*Selected extract*
#####
Visual masking in magnetic resonance imaging.

Author information

1
Department of Psychology, Stockholm University, Sweden. sws@psychology.su.se

Abstract

When a brief target picture is followed by another picture (mask), people often report that they are not consciously aware of the target. Thus, visual masking can be used to manipulate perceptual awareness of target pictures. To avoid interference with magnetic resonance imaging, pictures have been presented on liquid crystal device (LCD) and thin film transistor (TFT) projectors that were placed outside of the scanner room. However, we found that display devices with LCD/TFT technology exhibit poor accuracy in presenting pictures at brief durations [Wiens, S., Fransson, P., Dietrich, T., Lohmann, P., Ingvar, M., Ohman, A., 2004. Keeping it short: A comparison of methods for brief picture presentation. Psychological Science, 15, 282--285]. In this paper, we present a reliable and valid masking procedure involving two LCD/TFT projectors in combination with mechanical shutters. Because LCD/TFT projectors present pictures in steady state at longer durations (e.g., after 70 ms), picture presentation is more ecologically valid than for common cathode ray tube (CRT) monitors that present pictures in multiples of refresh cycles. Also, because picture presentation with mechanical shutters is instantaneous and reliable in terms of onset, rise time, and duration, shutters can be used to control picture durations precisely in steps of milliseconds. In this paper, we also discuss risks for confounding effects from unreliable picture presentations in masking. Our findings and arguments recommend the use of mechanical shutters in front of LCD/TFT projectors in imaging studies of visual masking.
#####
*Problem description*
Answer these questions from the abstract on visual masking in magnetic resonance imaging:
1. Where were the LCD and TFT projectors placed to avoid interference with the imaging?
2. What does the proposed masking procedure use together with two LCD/TFT projectors?
3. In what steps can shutters control picture durations?
#####
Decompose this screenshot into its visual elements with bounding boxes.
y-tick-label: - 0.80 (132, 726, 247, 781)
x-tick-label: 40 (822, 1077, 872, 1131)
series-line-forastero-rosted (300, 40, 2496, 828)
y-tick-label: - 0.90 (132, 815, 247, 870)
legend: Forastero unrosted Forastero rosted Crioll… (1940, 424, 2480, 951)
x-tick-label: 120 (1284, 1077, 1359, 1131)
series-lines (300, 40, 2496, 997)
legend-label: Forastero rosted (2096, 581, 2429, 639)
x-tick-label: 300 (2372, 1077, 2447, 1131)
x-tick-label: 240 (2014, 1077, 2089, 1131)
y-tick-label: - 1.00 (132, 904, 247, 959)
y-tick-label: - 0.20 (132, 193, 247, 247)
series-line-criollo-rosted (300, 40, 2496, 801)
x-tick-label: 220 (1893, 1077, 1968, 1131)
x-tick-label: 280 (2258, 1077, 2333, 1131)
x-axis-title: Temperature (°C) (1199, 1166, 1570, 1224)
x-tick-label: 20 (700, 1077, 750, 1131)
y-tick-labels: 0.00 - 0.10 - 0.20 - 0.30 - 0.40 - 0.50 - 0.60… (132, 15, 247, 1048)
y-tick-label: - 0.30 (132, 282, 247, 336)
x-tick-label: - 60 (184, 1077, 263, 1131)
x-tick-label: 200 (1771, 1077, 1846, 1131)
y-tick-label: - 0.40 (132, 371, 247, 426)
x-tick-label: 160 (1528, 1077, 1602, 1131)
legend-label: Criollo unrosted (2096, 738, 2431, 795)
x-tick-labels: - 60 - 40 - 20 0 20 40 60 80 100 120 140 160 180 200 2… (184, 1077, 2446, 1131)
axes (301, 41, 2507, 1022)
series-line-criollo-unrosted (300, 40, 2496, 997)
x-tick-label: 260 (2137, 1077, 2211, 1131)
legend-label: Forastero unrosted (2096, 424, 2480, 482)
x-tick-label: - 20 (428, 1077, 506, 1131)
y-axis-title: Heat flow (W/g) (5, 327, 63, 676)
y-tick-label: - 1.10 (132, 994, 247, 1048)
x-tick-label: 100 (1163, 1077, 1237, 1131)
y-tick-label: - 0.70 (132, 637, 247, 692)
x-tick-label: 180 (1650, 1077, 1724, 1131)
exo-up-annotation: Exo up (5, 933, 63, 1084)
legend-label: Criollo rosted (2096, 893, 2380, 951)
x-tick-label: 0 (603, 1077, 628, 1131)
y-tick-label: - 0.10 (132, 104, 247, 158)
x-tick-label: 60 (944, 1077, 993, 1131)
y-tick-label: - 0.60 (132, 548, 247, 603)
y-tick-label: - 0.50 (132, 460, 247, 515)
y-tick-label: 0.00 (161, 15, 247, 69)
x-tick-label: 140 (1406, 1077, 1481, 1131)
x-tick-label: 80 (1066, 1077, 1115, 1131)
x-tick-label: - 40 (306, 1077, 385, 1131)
#####
*Task answer*
1. Outside of the scanner room.
2. Mechanical shutters.
3. In steps of milliseconds.